- [What is being asked]: Write out the lines below word for word, starting at the line that contains "staticText: Baggi (45, 32, 70, 45)" and ending at the line that contains "button[interactable]: Feedback condivisi", with both of those lines included.

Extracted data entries
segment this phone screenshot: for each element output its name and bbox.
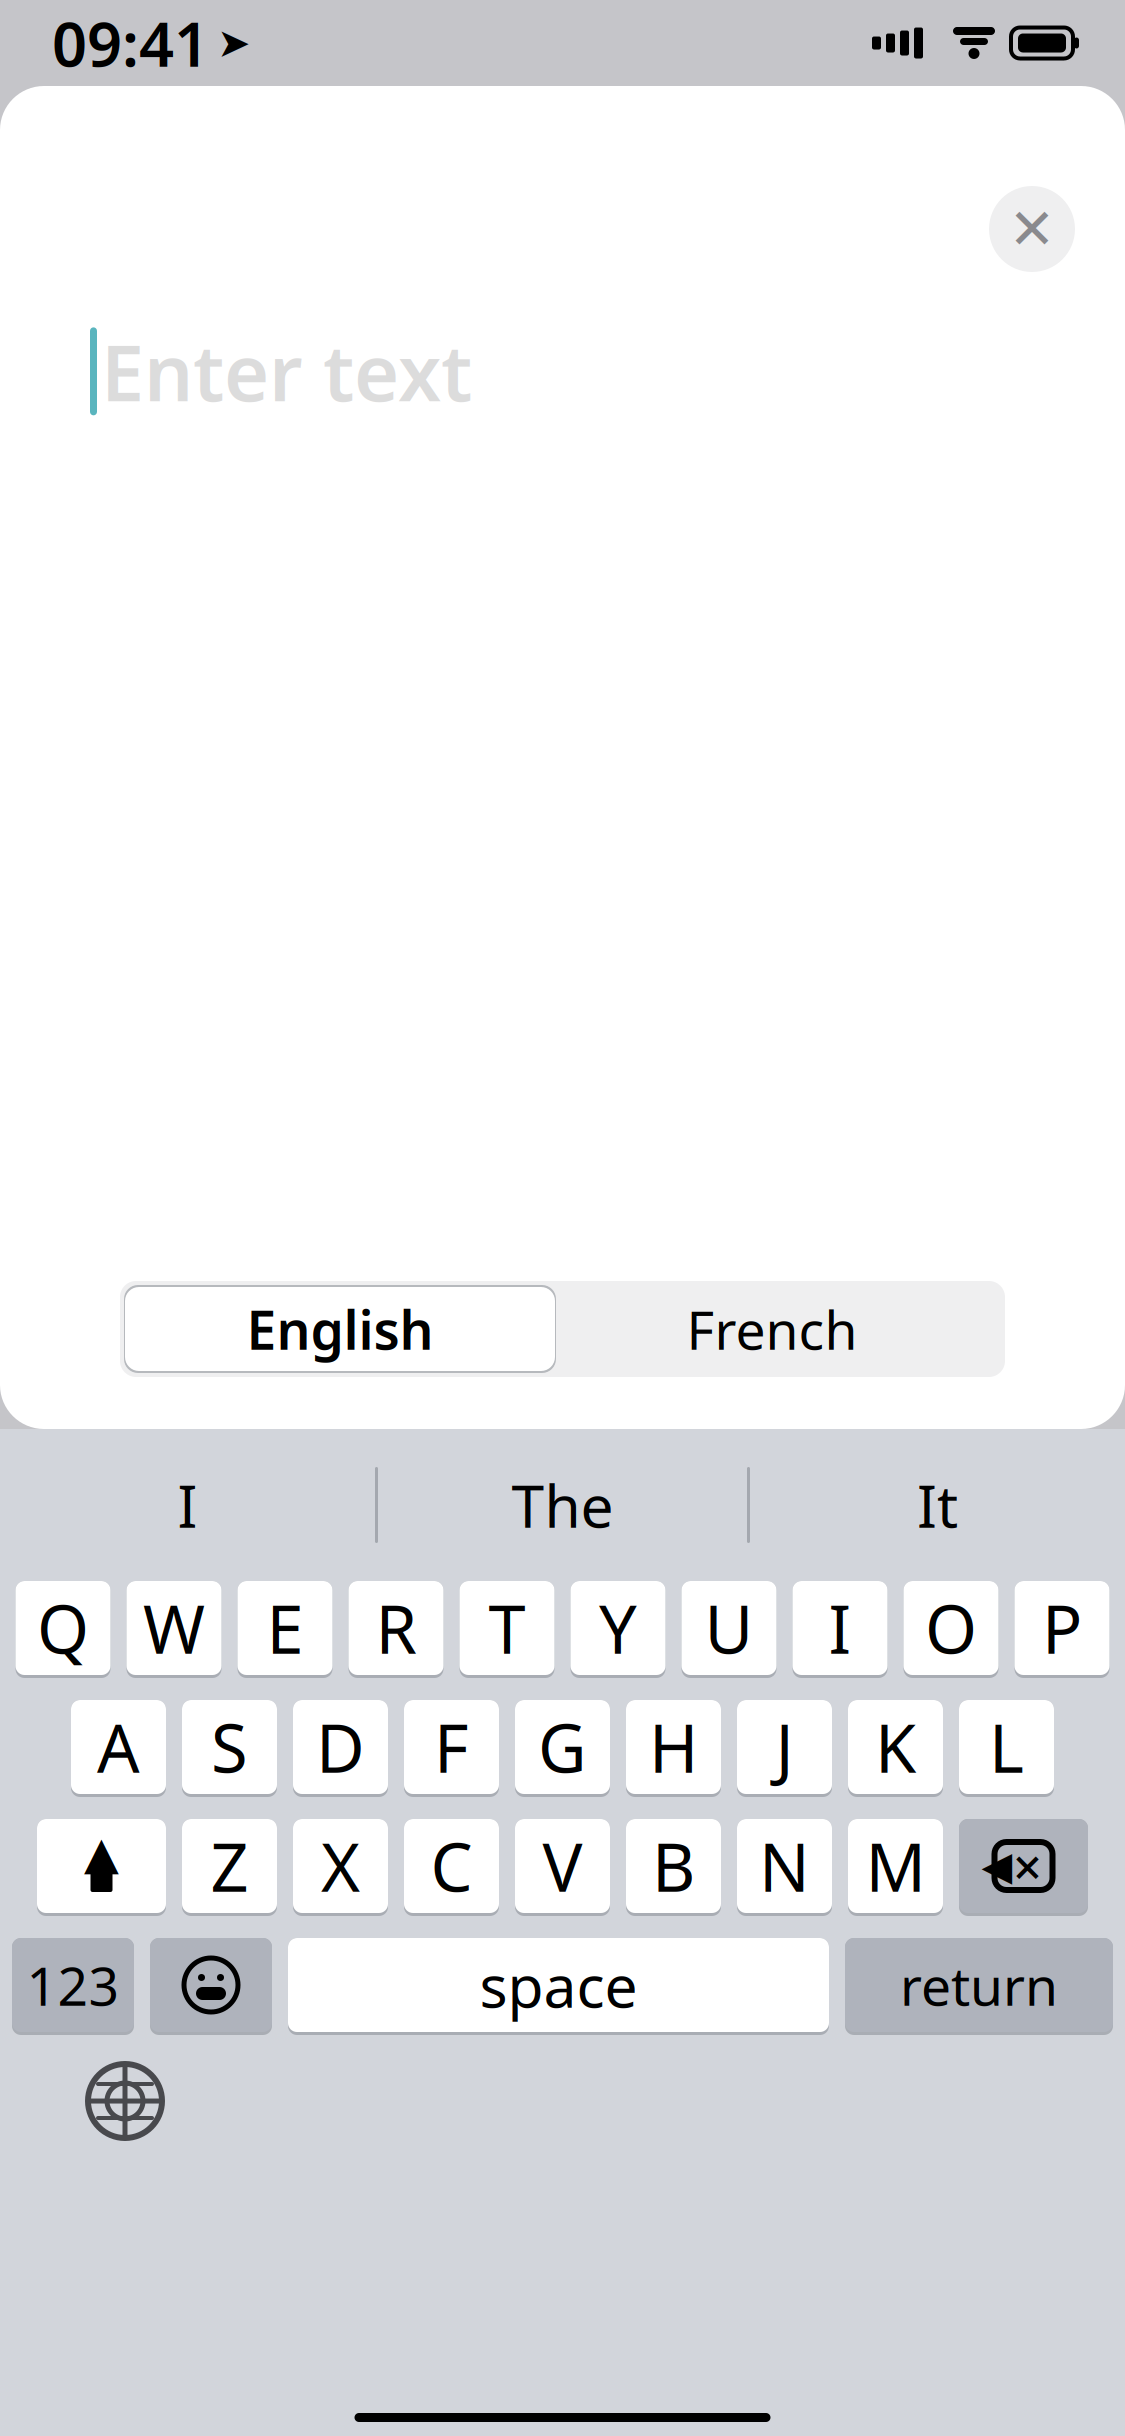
button[interactable]: 123 [12, 1938, 134, 2035]
staticText: L [989, 1704, 1024, 1793]
staticText: ➤ [217, 20, 251, 66]
button[interactable]: S [182, 1700, 277, 1797]
button[interactable]: I [0, 1450, 375, 1560]
staticText: English [246, 1294, 434, 1364]
staticText: French [686, 1294, 858, 1364]
staticText: H [649, 1704, 698, 1793]
staticText: P [1042, 1585, 1082, 1674]
staticText: O [925, 1585, 977, 1674]
button[interactable]: U [682, 1581, 776, 1678]
button[interactable]: D [293, 1700, 388, 1797]
button[interactable]: Y [570, 1581, 666, 1678]
staticText: U [704, 1585, 754, 1674]
staticText: R [376, 1584, 416, 1672]
button[interactable]: P [1014, 1581, 1110, 1678]
button[interactable]: A [71, 1700, 166, 1797]
staticText: Z [210, 1823, 248, 1912]
staticText: Q [37, 1584, 89, 1672]
button[interactable]: O [904, 1581, 998, 1678]
staticText: Q [37, 1585, 89, 1674]
staticText: X [321, 1822, 360, 1910]
button[interactable]: J [737, 1700, 832, 1797]
staticText: O [925, 1584, 977, 1672]
button[interactable]: L [959, 1700, 1054, 1797]
button[interactable]: Next keyboard [64, 2049, 186, 2153]
button[interactable]: Z [182, 1819, 277, 1916]
staticText: D [316, 1703, 365, 1791]
button[interactable]: return [845, 1938, 1113, 2035]
button[interactable]: C [404, 1819, 499, 1916]
staticText: P [1042, 1584, 1082, 1672]
staticText: G [538, 1703, 587, 1791]
staticText: English [246, 1294, 434, 1364]
button[interactable]: X [293, 1819, 388, 1916]
staticText: T [488, 1585, 526, 1674]
button[interactable]: Close [989, 186, 1075, 272]
button[interactable]: I [792, 1581, 888, 1678]
button[interactable]: N [737, 1819, 832, 1916]
staticText: Y [599, 1584, 637, 1672]
staticText: B [652, 1823, 695, 1912]
staticText: S [211, 1704, 248, 1793]
staticText: 123 [26, 1951, 120, 2022]
button[interactable]: M [848, 1819, 943, 1916]
button[interactable]: W [126, 1581, 222, 1678]
button[interactable]: E [238, 1581, 332, 1678]
button[interactable]: T [460, 1581, 554, 1678]
staticText: × [1013, 1832, 1042, 1900]
staticText: Y [599, 1585, 637, 1674]
button[interactable]: F [404, 1700, 499, 1797]
staticText: L [989, 1703, 1024, 1791]
staticText: 09:41 [52, 2, 209, 84]
staticText: B [652, 1822, 695, 1910]
staticText: space [480, 1948, 638, 2025]
staticText: S [211, 1703, 248, 1791]
staticText: V [542, 1822, 582, 1910]
staticText: return [900, 1950, 1058, 2020]
button[interactable]: English [124, 1285, 556, 1373]
staticText: V [542, 1823, 582, 1912]
staticText: E [266, 1584, 304, 1672]
staticText: G [538, 1704, 587, 1793]
staticText: The [512, 1466, 614, 1544]
button[interactable]: Delete [959, 1819, 1088, 1916]
button[interactable]: R [348, 1581, 444, 1678]
staticText: space [480, 1946, 638, 2024]
button[interactable]: B [626, 1819, 721, 1916]
button[interactable]: Shift [37, 1819, 166, 1916]
staticText: K [875, 1704, 916, 1793]
staticText: U [704, 1584, 754, 1672]
staticText: F [434, 1703, 469, 1791]
button[interactable]: Q [16, 1581, 110, 1678]
staticText: J [776, 1704, 794, 1793]
staticText: I [828, 1585, 852, 1674]
staticText: N [759, 1823, 810, 1912]
staticText: Z [210, 1822, 248, 1910]
button[interactable]: space [288, 1938, 829, 2035]
staticText: H [649, 1703, 698, 1791]
staticText: W [143, 1584, 205, 1672]
staticText: ✕ [1008, 197, 1056, 261]
staticText: C [430, 1822, 472, 1910]
button[interactable]: The [378, 1450, 747, 1560]
staticText: F [434, 1704, 469, 1793]
staticText: K [875, 1703, 916, 1791]
staticText: D [316, 1704, 365, 1793]
staticText: return [900, 1951, 1058, 2022]
staticText: X [321, 1823, 360, 1912]
staticText: W [143, 1585, 205, 1674]
staticText: T [488, 1584, 526, 1672]
button[interactable]: Emoji [150, 1938, 272, 2035]
button[interactable]: K [848, 1700, 943, 1797]
button[interactable]: French [556, 1285, 988, 1373]
staticText: A [97, 1703, 140, 1791]
staticText: ▲ [84, 1827, 119, 1879]
staticText: E [266, 1585, 304, 1674]
button[interactable]: G [515, 1700, 610, 1797]
button[interactable]: V [515, 1819, 610, 1916]
button[interactable]: It [750, 1450, 1125, 1560]
button[interactable]: H [626, 1700, 721, 1797]
staticText: C [430, 1823, 472, 1912]
staticText: Enter text [101, 320, 472, 423]
staticText: A [97, 1704, 140, 1793]
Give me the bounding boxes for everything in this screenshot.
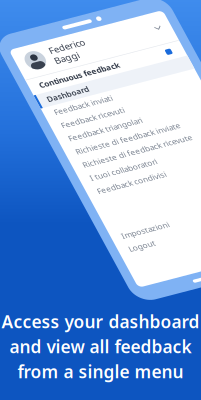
staticText: Baggi (45, 32, 70, 45)
staticText: Continuous feedback (19, 54, 102, 64)
button[interactable]: Impostazioni (9, 224, 168, 239)
button[interactable]: Dashboard (9, 68, 168, 83)
staticText: Feedback inviati (19, 85, 79, 96)
staticText: Dashboard (19, 70, 62, 80)
staticText: Richieste di feedback ricevute (19, 145, 132, 156)
button[interactable]: Feedback condivisi (9, 173, 168, 188)
button[interactable]: Feedback ricevuti (9, 98, 168, 113)
staticText: I tuoi collaboratori (19, 160, 88, 170)
staticText: Feedback condivisi (19, 175, 90, 186)
button[interactable]: Richieste di feedback ricevute (9, 143, 168, 158)
button[interactable]: Federico (9, 16, 168, 50)
staticText: Feedback triangolari (19, 115, 95, 126)
staticText: Federico (45, 21, 82, 34)
staticText: Access your dashboard (2, 310, 200, 333)
staticText: from a single menu (18, 360, 184, 383)
button[interactable]: Feedback triangolari (9, 113, 168, 128)
staticText: Richieste di feedback inviate (19, 130, 127, 140)
staticText: Feedback ricevuti (19, 100, 84, 110)
staticText: and view all feedback (10, 335, 192, 358)
button[interactable]: Feedback inviati (9, 83, 168, 98)
button[interactable]: Logout (9, 239, 168, 254)
button[interactable]: Richieste di feedback inviate (9, 128, 168, 143)
button[interactable]: I tuoi collaboratori (9, 158, 168, 173)
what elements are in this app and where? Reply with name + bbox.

- [Written solution]:
staticText: Baggi (45, 32, 70, 45)
staticText: Continuous feedback (19, 54, 102, 64)
button[interactable]: Impostazioni (9, 224, 168, 239)
button[interactable]: Dashboard (9, 68, 168, 83)
staticText: Feedback inviati (19, 85, 79, 96)
staticText: Dashboard (19, 70, 62, 80)
staticText: Richieste di feedback ricevute (19, 145, 132, 156)
button[interactable]: Feedback condivisi (9, 173, 168, 188)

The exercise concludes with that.